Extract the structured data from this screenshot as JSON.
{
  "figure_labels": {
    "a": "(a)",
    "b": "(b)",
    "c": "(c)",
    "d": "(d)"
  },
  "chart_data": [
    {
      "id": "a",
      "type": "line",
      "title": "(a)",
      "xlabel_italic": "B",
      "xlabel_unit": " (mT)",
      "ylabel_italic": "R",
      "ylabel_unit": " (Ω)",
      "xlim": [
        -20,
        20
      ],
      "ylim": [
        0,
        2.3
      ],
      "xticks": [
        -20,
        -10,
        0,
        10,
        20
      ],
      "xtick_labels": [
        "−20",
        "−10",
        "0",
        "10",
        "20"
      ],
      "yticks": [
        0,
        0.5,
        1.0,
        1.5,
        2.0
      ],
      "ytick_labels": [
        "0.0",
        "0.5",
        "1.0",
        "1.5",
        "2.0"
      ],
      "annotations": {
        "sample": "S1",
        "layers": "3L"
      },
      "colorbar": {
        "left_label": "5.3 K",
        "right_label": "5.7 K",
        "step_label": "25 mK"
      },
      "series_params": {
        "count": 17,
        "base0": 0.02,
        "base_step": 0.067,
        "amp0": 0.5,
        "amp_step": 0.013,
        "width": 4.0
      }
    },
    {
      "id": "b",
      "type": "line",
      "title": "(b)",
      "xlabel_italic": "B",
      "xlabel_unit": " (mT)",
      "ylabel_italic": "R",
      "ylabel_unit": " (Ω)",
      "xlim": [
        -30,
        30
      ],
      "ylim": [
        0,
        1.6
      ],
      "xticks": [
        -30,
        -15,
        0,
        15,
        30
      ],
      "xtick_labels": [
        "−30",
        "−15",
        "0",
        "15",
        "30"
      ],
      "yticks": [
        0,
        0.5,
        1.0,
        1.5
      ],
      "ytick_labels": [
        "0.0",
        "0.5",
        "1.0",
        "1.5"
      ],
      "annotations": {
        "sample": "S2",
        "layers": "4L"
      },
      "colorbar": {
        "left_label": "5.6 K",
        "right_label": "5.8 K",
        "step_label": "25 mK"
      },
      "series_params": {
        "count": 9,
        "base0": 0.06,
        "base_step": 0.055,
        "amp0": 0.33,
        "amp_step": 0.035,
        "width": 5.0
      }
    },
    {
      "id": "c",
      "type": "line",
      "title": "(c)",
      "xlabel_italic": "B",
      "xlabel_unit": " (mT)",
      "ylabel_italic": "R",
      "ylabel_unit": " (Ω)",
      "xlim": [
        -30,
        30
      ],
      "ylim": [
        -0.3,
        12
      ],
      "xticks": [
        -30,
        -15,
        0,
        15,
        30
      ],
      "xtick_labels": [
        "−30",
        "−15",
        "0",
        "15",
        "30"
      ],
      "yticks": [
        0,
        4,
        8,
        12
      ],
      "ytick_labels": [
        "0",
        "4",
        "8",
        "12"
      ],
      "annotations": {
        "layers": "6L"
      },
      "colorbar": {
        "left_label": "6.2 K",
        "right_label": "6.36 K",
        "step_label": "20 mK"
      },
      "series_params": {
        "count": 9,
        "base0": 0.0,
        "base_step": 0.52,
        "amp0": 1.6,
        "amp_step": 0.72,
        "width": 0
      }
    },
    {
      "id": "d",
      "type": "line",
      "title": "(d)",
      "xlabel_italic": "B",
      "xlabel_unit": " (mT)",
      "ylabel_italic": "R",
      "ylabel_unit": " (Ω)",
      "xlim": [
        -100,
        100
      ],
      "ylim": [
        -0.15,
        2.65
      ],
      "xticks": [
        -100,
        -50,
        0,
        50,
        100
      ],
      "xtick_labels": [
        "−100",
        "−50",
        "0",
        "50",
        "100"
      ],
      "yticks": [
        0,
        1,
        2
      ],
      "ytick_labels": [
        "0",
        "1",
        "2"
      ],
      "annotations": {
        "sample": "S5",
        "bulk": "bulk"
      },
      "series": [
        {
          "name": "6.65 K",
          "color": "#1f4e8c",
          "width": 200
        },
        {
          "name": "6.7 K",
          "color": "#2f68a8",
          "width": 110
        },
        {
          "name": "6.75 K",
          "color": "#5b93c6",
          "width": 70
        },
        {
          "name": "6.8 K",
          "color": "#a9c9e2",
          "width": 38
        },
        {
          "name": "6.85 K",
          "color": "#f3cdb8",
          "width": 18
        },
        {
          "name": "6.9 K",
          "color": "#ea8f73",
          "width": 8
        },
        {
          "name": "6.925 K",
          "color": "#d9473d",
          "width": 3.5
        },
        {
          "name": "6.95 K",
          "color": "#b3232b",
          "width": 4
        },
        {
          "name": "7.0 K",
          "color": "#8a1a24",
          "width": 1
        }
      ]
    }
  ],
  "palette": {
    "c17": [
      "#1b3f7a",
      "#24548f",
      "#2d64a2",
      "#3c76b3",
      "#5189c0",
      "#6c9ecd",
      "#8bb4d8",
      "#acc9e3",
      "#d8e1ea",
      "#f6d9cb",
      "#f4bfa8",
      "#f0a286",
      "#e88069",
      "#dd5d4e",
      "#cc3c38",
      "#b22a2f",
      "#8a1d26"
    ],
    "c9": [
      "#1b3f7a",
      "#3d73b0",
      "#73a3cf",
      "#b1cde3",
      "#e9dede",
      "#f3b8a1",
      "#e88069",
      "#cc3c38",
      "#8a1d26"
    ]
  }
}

_TASK DIRECTIONS_. Exactly reproduce every line found in the records.

_TASK RESPONSE_.
Extract the structured data from this screenshot as JSON.
{
  "figure_labels": {
    "a": "(a)",
    "b": "(b)",
    "c": "(c)",
    "d": "(d)"
  },
  "chart_data": [
    {
      "id": "a",
      "type": "line",
      "title": "(a)",
      "xlabel_italic": "B",
      "xlabel_unit": " (mT)",
      "ylabel_italic": "R",
      "ylabel_unit": " (Ω)",
      "xlim": [
        -20,
        20
      ],
      "ylim": [
        0,
        2.3
      ],
      "xticks": [
        -20,
        -10,
        0,
        10,
        20
      ],
      "xtick_labels": [
        "−20",
        "−10",
        "0",
        "10",
        "20"
      ],
      "yticks": [
        0,
        0.5,
        1.0,
        1.5,
        2.0
      ],
      "ytick_labels": [
        "0.0",
        "0.5",
        "1.0",
        "1.5",
        "2.0"
      ],
      "annotations": {
        "sample": "S1",
        "layers": "3L"
      },
      "colorbar": {
        "left_label": "5.3 K",
        "right_label": "5.7 K",
        "step_label": "25 mK"
      },
      "series_params": {
        "count": 17,
        "base0": 0.02,
        "base_step": 0.067,
        "amp0": 0.5,
        "amp_step": 0.013,
        "width": 4.0
      }
    },
    {
      "id": "b",
      "type": "line",
      "title": "(b)",
      "xlabel_italic": "B",
      "xlabel_unit": " (mT)",
      "ylabel_italic": "R",
      "ylabel_unit": " (Ω)",
      "xlim": [
        -30,
        30
      ],
      "ylim": [
        0,
        1.6
      ],
      "xticks": [
        -30,
        -15,
        0,
        15,
        30
      ],
      "xtick_labels": [
        "−30",
        "−15",
        "0",
        "15",
        "30"
      ],
      "yticks": [
        0,
        0.5,
        1.0,
        1.5
      ],
      "ytick_labels": [
        "0.0",
        "0.5",
        "1.0",
        "1.5"
      ],
      "annotations": {
        "sample": "S2",
        "layers": "4L"
      },
      "colorbar": {
        "left_label": "5.6 K",
        "right_label": "5.8 K",
        "step_label": "25 mK"
      },
      "series_params": {
        "count": 9,
        "base0": 0.06,
        "base_step": 0.055,
        "amp0": 0.33,
        "amp_step": 0.035,
        "width": 5.0
      }
    },
    {
      "id": "c",
      "type": "line",
      "title": "(c)",
      "xlabel_italic": "B",
      "xlabel_unit": " (mT)",
      "ylabel_italic": "R",
      "ylabel_unit": " (Ω)",
      "xlim": [
        -30,
        30
      ],
      "ylim": [
        -0.3,
        12
      ],
      "xticks": [
        -30,
        -15,
        0,
        15,
        30
      ],
      "xtick_labels": [
        "−30",
        "−15",
        "0",
        "15",
        "30"
      ],
      "yticks": [
        0,
        4,
        8,
        12
      ],
      "ytick_labels": [
        "0",
        "4",
        "8",
        "12"
      ],
      "annotations": {
        "layers": "6L"
      },
      "colorbar": {
        "left_label": "6.2 K",
        "right_label": "6.36 K",
        "step_label": "20 mK"
      },
      "series_params": {
        "count": 9,
        "base0": 0.0,
        "base_step": 0.52,
        "amp0": 1.6,
        "amp_step": 0.72,
        "width": 0
      }
    },
    {
      "id": "d",
      "type": "line",
      "title": "(d)",
      "xlabel_italic": "B",
      "xlabel_unit": " (mT)",
      "ylabel_italic": "R",
      "ylabel_unit": " (Ω)",
      "xlim": [
        -100,
        100
      ],
      "ylim": [
        -0.15,
        2.65
      ],
      "xticks": [
        -100,
        -50,
        0,
        50,
        100
      ],
      "xtick_labels": [
        "−100",
        "−50",
        "0",
        "50",
        "100"
      ],
      "yticks": [
        0,
        1,
        2
      ],
      "ytick_labels": [
        "0",
        "1",
        "2"
      ],
      "annotations": {
        "sample": "S5",
        "bulk": "bulk"
      },
      "series": [
        {
          "name": "6.65 K",
          "color": "#1f4e8c",
          "width": 200
        },
        {
          "name": "6.7 K",
          "color": "#2f68a8",
          "width": 110
        },
        {
          "name": "6.75 K",
          "color": "#5b93c6",
          "width": 70
        },
        {
          "name": "6.8 K",
          "color": "#a9c9e2",
          "width": 38
        },
        {
          "name": "6.85 K",
          "color": "#f3cdb8",
          "width": 18
        },
        {
          "name": "6.9 K",
          "color": "#ea8f73",
          "width": 8
        },
        {
          "name": "6.925 K",
          "color": "#d9473d",
          "width": 3.5
        },
        {
          "name": "6.95 K",
          "color": "#b3232b",
          "width": 4
        },
        {
          "name": "7.0 K",
          "color": "#8a1a24",
          "width": 1
        }
      ]
    }
  ],
  "palette": {
    "c17": [
      "#1b3f7a",
      "#24548f",
      "#2d64a2",
      "#3c76b3",
      "#5189c0",
      "#6c9ecd",
      "#8bb4d8",
      "#acc9e3",
      "#d8e1ea",
      "#f6d9cb",
      "#f4bfa8",
      "#f0a286",
      "#e88069",
      "#dd5d4e",
      "#cc3c38",
      "#b22a2f",
      "#8a1d26"
    ],
    "c9": [
      "#1b3f7a",
      "#3d73b0",
      "#73a3cf",
      "#b1cde3",
      "#e9dede",
      "#f3b8a1",
      "#e88069",
      "#cc3c38",
      "#8a1d26"
    ]
  }
}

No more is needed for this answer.